▶ _Required actions_
- A) In the news article about the Marine's lawsuit against Medford, what reason did city officials give for not hiring him?
- B) Carry on the news article about the Marine's lawsuit against Medford from its last sentence.

+++ Excerpted text

Marine sues Medford over firefighter job
Says he was in Iraq during city's hiring

By Lisa Wangsness, Globe Staff | December 28, 2006

MEDFORD -- A US Marine Corps sergeant filed a federal lawsuit against the city yesterday, contending that he was not hired as a firefighter because he was serving in Iraq during part of the application process this year.

Sergeant Stephen P. McLaughlin, who earned a Purple Heart in combat in Fallujah, Iraq, this summer, argues that Medford broke federal and state laws protecting active members of the military from job discrimination on the basis of military service.

"You would think they would at least honor that I wasn't here because I was fighting for my country," McLaughlin said.

But city officials said yesterday that the 25-year-old Marine reservist was not hired because of his driving record, which includes a one-year license suspension after he refused to take a breathalyzer test when he was stopped in New Hampshire six years ago. The city also cited a handful of minor violations McLaughlin committed as a teenager, and said he did not truthfully answer a question on his firefighter application.

"According to these records, Mr. McLaughlin's past has exhibited immature behavior, lack of responsibility and a disregard for the law," concludes an unsigned document explaining the city's decision, which the city released to the Globe with McLaughlin's permission yesterday.

In the suit, McLaughlin contends that the mayor told him directly that he was not chosen to be a firefighter because he was overseas during the application period, which began in August, even though McLaughlin's father handled the paperwork in his son's absence and assured city officials his son would be home by November.

He says the mayor gave the same reason to an aide to US Representative Edward J. Markey whom McLaughlin asked to intervene on his behalf. A spokesman for Markey's office would not comment yesterday on whether that was true, saying only that the aide suggested McLaughlin pursue the matter with the state Civil Service Commission.

++++++
+++ Given information

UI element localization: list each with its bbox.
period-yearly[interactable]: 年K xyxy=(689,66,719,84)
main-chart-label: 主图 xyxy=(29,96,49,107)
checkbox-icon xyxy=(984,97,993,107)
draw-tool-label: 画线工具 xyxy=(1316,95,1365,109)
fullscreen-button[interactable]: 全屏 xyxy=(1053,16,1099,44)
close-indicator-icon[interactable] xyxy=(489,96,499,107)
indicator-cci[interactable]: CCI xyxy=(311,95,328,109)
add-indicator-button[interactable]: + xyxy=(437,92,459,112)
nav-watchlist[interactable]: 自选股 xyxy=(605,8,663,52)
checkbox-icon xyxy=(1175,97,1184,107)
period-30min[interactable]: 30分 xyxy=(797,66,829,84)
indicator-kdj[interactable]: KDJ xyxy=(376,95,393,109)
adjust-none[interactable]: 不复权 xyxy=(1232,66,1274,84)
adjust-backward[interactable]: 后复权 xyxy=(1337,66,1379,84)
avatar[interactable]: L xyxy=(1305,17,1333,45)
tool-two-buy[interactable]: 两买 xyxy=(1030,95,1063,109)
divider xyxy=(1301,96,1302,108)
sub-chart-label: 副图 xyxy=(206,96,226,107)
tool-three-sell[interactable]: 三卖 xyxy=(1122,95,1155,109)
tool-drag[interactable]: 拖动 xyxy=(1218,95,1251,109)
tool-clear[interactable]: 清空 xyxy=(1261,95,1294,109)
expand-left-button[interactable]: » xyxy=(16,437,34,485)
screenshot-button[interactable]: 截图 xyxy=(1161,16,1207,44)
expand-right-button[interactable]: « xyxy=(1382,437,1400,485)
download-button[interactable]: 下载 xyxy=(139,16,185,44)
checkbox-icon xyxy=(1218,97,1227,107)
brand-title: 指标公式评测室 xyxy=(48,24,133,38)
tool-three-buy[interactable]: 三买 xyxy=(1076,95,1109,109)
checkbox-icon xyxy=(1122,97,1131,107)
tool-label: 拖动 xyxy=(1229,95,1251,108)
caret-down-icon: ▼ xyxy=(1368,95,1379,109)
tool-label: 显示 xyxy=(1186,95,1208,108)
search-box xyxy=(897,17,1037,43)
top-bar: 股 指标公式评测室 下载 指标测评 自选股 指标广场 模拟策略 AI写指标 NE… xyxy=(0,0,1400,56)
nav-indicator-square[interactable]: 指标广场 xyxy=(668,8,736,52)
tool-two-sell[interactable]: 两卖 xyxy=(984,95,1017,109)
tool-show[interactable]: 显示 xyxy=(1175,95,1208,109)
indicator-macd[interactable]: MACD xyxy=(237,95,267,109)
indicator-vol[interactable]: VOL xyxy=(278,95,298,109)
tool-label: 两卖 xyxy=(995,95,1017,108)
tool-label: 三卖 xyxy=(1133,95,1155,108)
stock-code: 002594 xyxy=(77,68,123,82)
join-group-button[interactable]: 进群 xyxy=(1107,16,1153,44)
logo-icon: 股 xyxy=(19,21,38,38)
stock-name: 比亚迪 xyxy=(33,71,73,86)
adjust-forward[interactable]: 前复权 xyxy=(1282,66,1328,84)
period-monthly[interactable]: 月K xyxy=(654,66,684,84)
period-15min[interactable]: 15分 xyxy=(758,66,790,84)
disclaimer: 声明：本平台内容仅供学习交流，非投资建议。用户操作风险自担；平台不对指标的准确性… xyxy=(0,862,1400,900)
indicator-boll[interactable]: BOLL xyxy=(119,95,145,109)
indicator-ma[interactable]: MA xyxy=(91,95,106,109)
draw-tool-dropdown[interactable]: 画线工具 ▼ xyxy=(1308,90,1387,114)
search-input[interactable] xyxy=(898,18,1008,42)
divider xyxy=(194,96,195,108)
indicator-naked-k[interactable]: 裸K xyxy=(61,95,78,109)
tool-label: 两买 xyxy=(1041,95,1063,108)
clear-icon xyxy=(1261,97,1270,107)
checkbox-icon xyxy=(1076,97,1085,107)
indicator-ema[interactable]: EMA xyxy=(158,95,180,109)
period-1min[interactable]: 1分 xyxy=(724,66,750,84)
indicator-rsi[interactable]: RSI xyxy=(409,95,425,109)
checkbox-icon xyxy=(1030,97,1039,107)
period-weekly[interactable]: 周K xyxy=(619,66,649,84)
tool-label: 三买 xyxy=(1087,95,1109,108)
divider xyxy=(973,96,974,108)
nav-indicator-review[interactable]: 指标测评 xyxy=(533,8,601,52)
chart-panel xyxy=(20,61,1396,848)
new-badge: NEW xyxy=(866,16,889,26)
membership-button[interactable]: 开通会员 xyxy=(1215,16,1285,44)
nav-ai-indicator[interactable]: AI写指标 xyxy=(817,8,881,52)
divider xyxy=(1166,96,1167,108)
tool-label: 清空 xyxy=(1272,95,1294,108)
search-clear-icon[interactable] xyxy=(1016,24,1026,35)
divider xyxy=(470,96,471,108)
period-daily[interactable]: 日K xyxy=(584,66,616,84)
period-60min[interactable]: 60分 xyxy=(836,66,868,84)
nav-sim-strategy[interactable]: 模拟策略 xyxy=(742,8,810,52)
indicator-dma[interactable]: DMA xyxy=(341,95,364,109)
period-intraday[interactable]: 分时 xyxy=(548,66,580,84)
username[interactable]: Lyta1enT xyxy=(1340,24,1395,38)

++++++

▶ _Replies_
- A) His driving record, which includes a one-year license suspension for refusing a breathalyzer test in New Hampshire six years ago.

- B)
Mayor Michael J. McGlynn of Medford said in a phone interview yesterday that he never told anyone McLaughlin was bypassed because he was serving overseas. In fact, the mayor said, he tried to expedite the application because he knew McLaughlin was serving in the war and added that McLaughlin's father thanked him for his help.

The state Civil Service Commission, however, cited Medford in September for unfairly discriminating against another military serviceman, Jeffrey King, who applied to be a firefighter while stationed in Guantanamo Bay, Cuba. In response to King's appeal of the city's decision, the commission found that King was "never appropriately considered" for the job "solely because he was on active duty in the military." The commission also found that Fire Chief Frank Giliberti gave his own son a job and played an "inappropriate role in the nonselection of Jeffrey King."

Mark E. Rumley, the city solicitor, said the city disagrees with the commission's findings in that case and maintains it did nothing wrong, but would not elaborate.

McLaughlin's lawyer, Harold L. Lichten, called the city's citation of his client's driving record "a pretext for the real reason, which was that he was in service at the time."

As for the question the city says McLaughlin answered untruthfully -- McLaughlin said on his application that he had not been rejected from any civil service position, when he unsuccessfully applied for a firefighter's job in Medford in 2004 -- Lichten said his client's father, who filled out the application, misunderstood the question; McLaughlin had not been hired, he said, but he was never told he was rejected.

The federal Uniformed Services Employment and Reemployment Rights Act prohibits employers from denying military personnel any benefit of employment on the basis of their performance of military service.

Massachusetts amended its employment discrimination law in 2004 to prohibit employers from denying employment, promotion, or retention to employees based on their military obligations.

McLaughlin also filed a complaint with the Massachusetts Commission Against Discrimination yesterday, as well as an appeal of the city's decision with the Civil Service Commission.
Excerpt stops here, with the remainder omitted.